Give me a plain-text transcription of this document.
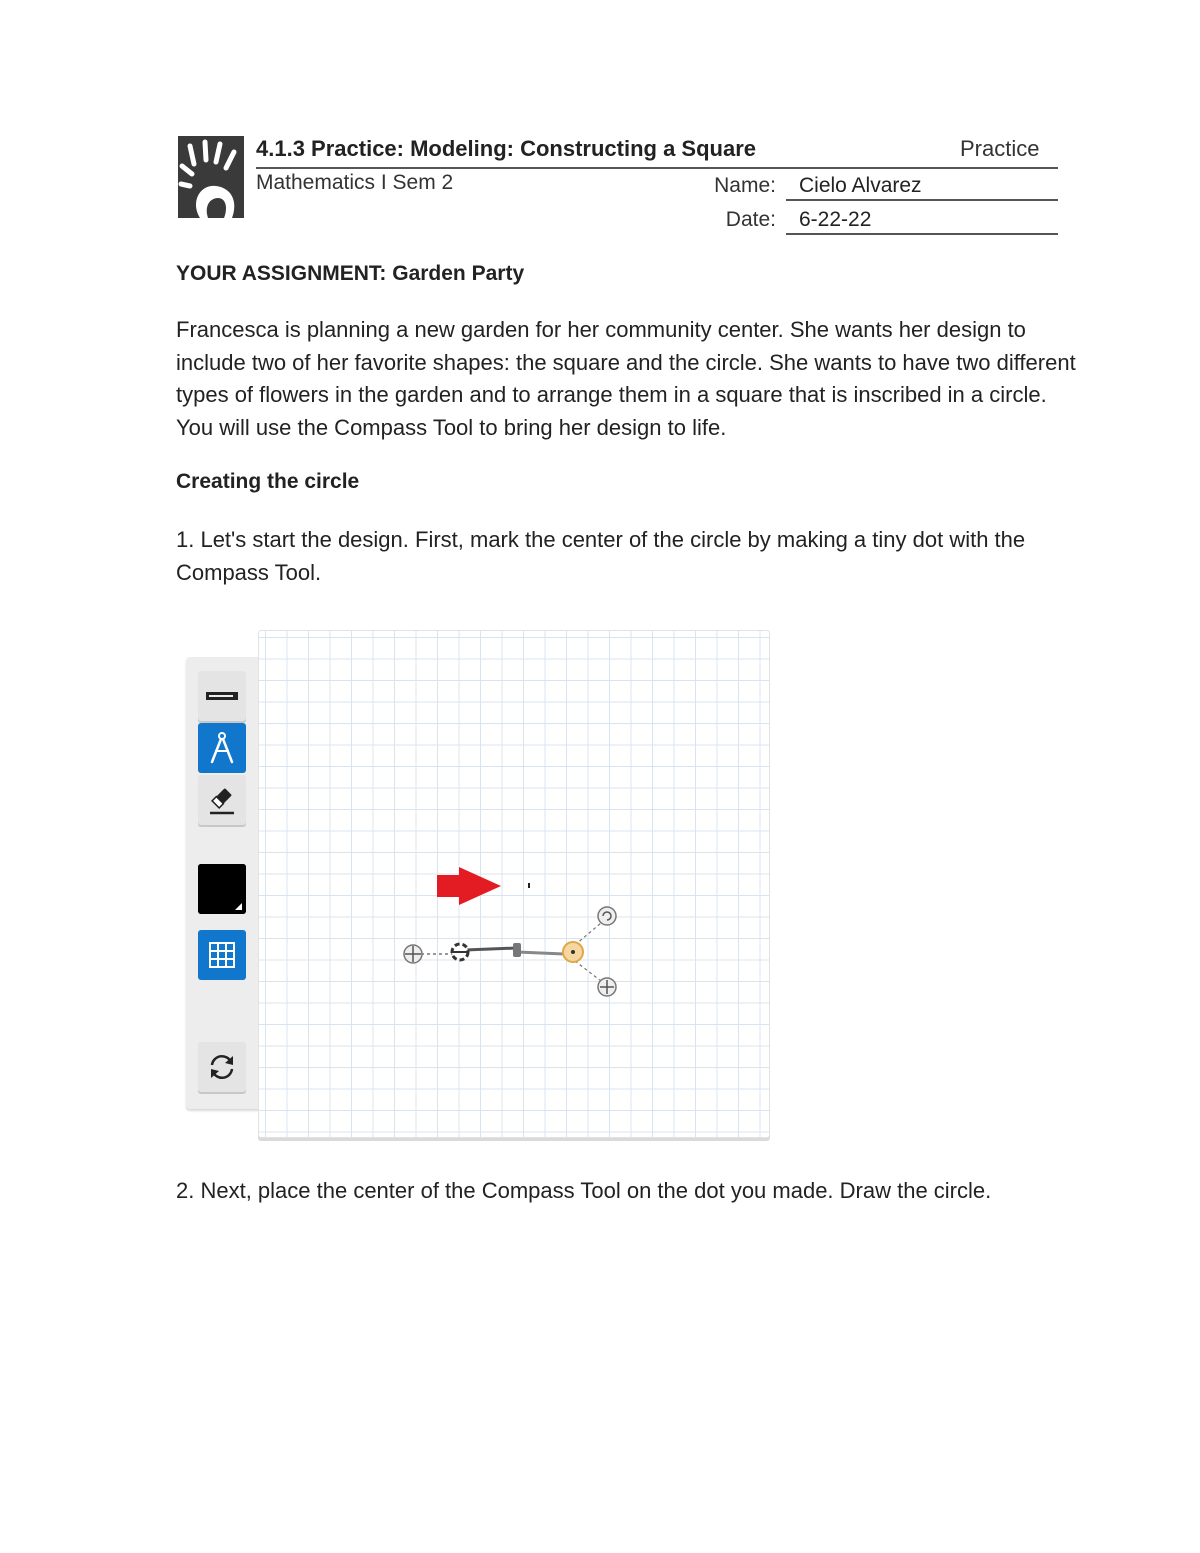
4.1.3 Practice: Modeling: Constructing a Square	Practice
Mathematics I Sem 2	Name: Cielo Alvarez
Date: 6-22-22
YOUR ASSIGNMENT: Garden Party
Francesca is planning a new garden for her community center. She wants her design to include two of her favorite shapes: the square and the circle. She wants to have two different types of flowers in the garden and to arrange them in a square that is inscribed in a circle. You will use the Compass Tool to bring her design to life.
Creating the circle
1. Let's start the design. First, mark the center of the circle by making a tiny dot with the Compass Tool.
2. Next, place the center of the Compass Tool on the dot you made. Draw the circle.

================================

▶ [What is expected]
Your task is to return the entries above exactly, with no pictures.

▶ [Solution]
Give me a plain-text transcription of this document.
4.1.3 Practice: Modeling: Constructing a Square	Practice
Mathematics I Sem 2	Name: Cielo Alvarez
Date: 6-22-22
YOUR ASSIGNMENT: Garden Party
Francesca is planning a new garden for her community center. She wants her design to include two of her favorite shapes: the square and the circle. She wants to have two different types of flowers in the garden and to arrange them in a square that is inscribed in a circle. You will use the Compass Tool to bring her design to life.
Creating the circle
1. Let's start the design. First, mark the center of the circle by making a tiny dot with the Compass Tool.
2. Next, place the center of the Compass Tool on the dot you made. Draw the circle.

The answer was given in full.